What to produce -
Gather the lines below that include the string "JSON", copying each in full.

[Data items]
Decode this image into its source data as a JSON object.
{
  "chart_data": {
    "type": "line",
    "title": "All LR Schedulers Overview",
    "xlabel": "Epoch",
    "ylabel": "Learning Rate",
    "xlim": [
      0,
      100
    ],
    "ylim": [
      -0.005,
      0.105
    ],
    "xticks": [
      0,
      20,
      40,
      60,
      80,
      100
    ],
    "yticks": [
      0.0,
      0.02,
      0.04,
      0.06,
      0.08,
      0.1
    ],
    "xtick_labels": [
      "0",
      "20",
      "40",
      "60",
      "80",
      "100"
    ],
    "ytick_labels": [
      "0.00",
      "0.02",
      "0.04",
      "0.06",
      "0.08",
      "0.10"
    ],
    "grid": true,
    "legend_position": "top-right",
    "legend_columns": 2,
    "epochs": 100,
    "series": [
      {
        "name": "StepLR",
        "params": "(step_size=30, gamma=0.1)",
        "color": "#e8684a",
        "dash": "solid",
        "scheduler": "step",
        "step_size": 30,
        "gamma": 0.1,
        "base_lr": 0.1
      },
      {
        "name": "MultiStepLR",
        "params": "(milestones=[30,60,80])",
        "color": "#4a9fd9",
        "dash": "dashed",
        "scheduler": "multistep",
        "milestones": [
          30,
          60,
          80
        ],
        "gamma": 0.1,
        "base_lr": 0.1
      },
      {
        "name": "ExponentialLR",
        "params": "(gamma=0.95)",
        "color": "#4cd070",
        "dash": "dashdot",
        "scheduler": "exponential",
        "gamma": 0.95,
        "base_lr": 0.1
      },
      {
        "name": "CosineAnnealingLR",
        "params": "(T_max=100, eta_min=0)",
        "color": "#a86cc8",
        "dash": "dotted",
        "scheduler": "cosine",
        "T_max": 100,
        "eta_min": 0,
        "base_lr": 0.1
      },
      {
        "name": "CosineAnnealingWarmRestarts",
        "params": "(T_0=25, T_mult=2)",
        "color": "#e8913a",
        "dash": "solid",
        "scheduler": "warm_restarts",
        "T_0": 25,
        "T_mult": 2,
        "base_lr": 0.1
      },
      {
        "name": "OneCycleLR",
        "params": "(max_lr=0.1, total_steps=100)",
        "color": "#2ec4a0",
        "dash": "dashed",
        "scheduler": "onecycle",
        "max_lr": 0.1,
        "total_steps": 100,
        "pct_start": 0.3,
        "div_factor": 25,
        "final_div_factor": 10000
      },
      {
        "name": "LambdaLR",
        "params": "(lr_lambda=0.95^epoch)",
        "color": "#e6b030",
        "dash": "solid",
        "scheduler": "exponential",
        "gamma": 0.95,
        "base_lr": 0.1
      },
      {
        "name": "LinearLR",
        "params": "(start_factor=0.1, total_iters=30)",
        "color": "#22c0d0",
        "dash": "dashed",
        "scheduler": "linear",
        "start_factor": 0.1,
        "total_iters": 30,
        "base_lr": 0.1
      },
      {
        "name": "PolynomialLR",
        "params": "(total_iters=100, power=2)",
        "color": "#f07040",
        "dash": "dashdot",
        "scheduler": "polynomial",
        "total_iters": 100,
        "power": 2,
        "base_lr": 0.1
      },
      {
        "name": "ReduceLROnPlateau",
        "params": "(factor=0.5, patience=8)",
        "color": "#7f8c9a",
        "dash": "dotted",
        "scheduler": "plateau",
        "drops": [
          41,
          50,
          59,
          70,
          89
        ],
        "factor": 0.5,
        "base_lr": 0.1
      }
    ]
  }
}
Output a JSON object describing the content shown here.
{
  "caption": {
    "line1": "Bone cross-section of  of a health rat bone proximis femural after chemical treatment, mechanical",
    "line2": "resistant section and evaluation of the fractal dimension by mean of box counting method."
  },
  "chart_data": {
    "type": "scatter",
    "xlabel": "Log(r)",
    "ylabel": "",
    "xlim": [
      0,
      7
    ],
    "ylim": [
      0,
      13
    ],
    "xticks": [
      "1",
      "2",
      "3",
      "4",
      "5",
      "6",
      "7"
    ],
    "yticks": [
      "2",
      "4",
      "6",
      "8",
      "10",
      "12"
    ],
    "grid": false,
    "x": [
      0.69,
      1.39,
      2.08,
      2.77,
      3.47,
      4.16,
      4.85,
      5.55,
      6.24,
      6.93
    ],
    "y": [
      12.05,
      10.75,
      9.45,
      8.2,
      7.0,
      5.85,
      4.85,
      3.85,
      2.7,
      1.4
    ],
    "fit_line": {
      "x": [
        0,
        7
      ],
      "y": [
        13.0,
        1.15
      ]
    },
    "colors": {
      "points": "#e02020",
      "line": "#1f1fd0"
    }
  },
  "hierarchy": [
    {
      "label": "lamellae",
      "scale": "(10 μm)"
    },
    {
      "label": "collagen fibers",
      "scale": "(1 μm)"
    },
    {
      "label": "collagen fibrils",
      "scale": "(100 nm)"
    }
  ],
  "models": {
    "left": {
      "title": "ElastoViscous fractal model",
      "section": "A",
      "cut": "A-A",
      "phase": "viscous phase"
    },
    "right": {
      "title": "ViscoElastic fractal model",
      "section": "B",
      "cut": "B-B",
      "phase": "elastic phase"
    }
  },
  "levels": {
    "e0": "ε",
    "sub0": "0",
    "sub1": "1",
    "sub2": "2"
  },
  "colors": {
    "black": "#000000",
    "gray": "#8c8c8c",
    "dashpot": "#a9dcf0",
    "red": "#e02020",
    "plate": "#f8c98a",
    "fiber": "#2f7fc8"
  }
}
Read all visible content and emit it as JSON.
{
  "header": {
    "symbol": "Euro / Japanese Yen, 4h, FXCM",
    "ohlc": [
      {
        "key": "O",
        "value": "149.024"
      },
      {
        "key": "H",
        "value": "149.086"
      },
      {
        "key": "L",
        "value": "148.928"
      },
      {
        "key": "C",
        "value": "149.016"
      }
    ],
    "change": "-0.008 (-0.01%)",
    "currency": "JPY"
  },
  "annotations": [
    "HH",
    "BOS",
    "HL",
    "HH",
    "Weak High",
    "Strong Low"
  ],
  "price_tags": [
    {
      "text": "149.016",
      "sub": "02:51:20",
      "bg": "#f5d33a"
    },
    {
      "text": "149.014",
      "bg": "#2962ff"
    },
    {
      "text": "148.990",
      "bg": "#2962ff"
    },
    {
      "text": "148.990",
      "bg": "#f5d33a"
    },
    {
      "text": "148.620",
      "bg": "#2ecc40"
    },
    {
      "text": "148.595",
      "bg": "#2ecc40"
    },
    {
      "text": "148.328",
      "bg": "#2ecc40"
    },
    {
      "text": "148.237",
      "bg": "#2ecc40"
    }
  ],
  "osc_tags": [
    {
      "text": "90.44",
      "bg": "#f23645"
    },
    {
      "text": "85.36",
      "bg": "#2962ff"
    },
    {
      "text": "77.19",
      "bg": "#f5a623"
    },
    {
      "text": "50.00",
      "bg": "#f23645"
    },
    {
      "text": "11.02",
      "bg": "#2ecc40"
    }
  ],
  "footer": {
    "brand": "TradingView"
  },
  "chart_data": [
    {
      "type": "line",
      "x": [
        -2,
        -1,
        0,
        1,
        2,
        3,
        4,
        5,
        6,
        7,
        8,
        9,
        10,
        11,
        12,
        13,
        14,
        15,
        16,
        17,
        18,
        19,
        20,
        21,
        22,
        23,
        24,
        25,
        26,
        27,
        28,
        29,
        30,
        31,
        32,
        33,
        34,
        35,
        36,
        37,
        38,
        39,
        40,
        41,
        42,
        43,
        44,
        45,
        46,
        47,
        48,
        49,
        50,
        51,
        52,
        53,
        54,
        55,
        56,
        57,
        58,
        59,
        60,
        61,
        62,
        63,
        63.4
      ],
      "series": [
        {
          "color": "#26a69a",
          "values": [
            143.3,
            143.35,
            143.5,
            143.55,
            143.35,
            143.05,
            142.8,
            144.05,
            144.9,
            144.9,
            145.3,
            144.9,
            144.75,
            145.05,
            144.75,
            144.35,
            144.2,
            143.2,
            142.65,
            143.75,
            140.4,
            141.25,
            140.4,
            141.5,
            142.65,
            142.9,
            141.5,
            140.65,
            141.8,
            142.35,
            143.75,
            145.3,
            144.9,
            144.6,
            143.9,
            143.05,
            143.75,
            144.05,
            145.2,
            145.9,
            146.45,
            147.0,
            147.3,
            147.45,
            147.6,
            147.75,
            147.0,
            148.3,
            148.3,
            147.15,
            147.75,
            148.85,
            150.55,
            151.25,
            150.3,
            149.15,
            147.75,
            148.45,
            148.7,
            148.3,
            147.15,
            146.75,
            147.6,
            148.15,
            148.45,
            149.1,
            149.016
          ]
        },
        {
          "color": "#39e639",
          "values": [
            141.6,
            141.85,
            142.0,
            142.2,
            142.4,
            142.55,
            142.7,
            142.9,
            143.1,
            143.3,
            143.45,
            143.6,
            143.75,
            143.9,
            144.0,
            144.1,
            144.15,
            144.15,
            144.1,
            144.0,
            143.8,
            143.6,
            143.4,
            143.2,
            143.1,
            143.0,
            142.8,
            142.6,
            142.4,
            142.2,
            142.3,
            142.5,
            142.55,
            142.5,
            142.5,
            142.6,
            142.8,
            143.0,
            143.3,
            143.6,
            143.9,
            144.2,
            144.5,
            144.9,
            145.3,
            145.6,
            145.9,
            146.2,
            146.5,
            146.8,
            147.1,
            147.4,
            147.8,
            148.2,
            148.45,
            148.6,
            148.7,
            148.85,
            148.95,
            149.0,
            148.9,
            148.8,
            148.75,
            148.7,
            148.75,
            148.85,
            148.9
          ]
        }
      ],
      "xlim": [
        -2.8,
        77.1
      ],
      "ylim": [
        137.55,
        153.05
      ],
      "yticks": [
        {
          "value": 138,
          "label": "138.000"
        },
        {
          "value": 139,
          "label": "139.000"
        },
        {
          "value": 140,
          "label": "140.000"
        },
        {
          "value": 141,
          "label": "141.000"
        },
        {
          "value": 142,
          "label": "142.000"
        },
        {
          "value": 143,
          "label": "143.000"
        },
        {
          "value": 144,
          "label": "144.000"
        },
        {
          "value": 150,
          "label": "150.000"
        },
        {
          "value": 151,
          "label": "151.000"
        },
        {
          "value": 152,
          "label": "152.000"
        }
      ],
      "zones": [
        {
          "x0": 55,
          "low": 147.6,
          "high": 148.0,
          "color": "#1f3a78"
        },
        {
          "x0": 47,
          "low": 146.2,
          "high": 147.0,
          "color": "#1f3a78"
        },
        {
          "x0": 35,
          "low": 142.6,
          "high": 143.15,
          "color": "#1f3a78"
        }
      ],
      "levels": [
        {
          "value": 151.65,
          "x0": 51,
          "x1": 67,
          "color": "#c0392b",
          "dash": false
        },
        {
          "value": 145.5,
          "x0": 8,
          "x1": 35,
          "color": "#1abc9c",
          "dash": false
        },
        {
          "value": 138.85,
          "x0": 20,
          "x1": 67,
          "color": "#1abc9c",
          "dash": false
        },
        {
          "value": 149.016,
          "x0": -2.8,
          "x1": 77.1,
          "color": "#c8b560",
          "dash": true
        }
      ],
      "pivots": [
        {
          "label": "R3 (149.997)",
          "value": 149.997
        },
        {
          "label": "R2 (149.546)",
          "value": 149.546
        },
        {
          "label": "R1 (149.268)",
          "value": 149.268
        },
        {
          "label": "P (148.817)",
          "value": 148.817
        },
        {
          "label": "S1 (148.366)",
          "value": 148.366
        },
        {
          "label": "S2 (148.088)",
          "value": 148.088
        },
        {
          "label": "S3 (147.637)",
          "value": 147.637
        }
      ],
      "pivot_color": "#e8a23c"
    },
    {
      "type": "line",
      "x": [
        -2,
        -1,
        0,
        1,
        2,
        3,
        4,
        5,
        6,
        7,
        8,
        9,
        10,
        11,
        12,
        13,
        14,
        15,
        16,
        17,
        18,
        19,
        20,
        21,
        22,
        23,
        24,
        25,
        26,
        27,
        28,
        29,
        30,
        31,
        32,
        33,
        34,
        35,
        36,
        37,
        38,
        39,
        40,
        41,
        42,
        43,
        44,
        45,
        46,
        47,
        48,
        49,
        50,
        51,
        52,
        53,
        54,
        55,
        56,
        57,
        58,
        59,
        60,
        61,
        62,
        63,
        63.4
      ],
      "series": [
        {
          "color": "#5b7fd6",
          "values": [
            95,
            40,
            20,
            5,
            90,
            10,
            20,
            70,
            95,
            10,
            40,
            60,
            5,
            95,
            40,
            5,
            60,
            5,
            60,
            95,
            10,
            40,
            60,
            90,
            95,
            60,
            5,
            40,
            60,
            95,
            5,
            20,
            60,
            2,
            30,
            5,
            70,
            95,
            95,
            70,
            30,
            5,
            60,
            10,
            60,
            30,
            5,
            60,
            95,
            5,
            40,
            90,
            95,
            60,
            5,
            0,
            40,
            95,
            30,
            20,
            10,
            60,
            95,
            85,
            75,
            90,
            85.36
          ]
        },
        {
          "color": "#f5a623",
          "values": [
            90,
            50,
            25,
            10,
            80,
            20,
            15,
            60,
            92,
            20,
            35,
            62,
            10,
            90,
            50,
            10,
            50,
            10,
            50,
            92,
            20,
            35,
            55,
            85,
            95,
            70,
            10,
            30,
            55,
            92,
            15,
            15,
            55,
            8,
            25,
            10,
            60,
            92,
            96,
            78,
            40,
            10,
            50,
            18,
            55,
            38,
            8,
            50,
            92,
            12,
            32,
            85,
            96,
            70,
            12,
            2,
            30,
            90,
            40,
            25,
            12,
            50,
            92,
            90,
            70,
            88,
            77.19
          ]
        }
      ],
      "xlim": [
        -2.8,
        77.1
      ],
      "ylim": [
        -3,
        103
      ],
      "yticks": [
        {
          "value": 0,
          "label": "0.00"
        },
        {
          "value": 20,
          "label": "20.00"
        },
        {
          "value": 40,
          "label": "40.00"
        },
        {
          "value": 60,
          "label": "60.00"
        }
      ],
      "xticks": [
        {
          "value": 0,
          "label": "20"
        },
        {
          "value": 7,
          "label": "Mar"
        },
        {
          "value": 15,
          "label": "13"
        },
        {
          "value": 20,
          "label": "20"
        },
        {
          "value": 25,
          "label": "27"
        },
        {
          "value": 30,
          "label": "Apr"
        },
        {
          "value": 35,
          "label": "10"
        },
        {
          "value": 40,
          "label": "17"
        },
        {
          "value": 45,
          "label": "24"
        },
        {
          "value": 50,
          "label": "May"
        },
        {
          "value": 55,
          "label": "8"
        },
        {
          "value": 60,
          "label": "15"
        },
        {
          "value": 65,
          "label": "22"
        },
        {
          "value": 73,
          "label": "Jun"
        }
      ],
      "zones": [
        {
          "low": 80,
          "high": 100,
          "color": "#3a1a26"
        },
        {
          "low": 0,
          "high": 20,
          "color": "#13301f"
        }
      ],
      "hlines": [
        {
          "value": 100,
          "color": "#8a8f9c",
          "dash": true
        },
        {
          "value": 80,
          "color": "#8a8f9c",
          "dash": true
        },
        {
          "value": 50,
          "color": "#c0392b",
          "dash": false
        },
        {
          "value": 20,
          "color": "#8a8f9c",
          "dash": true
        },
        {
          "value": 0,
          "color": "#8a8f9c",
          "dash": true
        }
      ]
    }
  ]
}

Task response -
Decode this image into its source data as a JSON object.
Output a JSON object describing the content shown here.
Read all visible content and emit it as JSON.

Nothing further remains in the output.